Work to complete — Extract all lines that hold "Utilization" from the records below.

Supplied entries —
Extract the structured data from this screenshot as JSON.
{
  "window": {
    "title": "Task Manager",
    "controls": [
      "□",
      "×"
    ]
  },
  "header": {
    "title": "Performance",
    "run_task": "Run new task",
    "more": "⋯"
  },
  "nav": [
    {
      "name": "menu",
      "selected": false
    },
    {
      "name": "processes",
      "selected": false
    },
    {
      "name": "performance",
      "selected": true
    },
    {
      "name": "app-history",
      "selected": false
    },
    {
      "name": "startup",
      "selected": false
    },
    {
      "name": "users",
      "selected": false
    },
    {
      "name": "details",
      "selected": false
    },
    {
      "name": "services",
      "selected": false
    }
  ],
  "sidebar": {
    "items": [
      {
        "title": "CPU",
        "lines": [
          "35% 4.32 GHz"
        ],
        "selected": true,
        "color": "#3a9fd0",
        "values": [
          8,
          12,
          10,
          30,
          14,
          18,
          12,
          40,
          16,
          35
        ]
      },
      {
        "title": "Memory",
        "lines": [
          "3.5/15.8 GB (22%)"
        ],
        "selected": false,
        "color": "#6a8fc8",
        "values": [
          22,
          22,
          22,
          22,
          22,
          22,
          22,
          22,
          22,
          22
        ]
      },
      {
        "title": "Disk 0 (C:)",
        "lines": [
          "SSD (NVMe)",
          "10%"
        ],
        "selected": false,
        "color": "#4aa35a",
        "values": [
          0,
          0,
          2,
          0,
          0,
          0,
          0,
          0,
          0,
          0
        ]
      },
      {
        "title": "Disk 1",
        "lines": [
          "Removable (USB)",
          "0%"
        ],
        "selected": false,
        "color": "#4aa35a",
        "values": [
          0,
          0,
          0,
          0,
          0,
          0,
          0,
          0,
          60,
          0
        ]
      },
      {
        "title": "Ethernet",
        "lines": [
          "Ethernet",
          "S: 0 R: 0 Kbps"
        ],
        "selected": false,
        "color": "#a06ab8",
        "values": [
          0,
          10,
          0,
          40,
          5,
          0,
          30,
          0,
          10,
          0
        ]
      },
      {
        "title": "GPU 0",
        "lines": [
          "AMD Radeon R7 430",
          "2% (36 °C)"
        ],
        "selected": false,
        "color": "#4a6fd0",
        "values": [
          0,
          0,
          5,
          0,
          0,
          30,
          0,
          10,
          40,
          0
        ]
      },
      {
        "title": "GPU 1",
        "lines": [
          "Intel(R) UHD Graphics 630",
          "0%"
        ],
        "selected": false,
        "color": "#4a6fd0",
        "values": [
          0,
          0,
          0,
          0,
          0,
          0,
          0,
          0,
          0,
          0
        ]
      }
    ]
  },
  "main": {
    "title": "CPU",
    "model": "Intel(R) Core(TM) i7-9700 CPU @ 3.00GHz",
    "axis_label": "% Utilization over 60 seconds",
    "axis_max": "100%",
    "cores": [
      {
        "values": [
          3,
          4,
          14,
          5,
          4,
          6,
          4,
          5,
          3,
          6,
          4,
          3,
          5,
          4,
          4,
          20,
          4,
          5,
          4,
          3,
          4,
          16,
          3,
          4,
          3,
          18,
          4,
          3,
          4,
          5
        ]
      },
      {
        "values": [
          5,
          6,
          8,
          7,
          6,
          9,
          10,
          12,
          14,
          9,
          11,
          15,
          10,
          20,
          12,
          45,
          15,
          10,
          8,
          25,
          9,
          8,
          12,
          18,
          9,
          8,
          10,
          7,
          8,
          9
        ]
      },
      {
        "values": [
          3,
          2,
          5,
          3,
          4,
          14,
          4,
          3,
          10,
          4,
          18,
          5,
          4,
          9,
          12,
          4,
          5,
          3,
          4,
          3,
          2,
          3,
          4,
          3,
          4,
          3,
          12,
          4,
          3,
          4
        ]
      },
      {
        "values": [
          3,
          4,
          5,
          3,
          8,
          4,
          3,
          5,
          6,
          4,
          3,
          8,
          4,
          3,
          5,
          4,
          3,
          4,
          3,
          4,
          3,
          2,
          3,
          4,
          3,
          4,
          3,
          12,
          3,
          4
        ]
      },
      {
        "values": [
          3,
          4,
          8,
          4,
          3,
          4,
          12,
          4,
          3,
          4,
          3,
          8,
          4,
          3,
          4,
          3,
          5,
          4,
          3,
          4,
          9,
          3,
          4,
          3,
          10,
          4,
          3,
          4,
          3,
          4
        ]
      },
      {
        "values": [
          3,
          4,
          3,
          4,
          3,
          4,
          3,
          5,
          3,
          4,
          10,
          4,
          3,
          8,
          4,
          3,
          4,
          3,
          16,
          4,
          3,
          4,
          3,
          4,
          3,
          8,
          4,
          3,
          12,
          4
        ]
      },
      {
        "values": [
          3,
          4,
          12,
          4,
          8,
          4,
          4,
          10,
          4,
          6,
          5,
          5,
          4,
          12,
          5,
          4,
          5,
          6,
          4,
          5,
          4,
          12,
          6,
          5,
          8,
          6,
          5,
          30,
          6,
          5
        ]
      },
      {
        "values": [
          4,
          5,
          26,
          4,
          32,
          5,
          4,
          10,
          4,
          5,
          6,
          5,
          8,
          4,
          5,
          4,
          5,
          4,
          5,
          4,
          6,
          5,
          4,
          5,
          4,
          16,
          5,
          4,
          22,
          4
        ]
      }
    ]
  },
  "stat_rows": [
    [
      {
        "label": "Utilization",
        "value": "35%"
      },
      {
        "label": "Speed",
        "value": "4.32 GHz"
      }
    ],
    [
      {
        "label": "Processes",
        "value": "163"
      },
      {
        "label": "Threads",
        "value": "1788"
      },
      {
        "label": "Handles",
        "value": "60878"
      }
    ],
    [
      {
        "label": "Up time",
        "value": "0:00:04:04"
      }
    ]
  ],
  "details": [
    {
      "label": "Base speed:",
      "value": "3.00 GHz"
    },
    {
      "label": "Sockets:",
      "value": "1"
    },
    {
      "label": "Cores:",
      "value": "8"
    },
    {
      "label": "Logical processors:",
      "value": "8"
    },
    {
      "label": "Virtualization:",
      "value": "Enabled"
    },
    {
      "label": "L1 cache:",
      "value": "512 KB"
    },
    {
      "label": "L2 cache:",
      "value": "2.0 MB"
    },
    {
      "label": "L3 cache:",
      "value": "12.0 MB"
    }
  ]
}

Answer for this exercise —
    "axis_label": "% Utilization over 60 seconds",
        "label": "Utilization",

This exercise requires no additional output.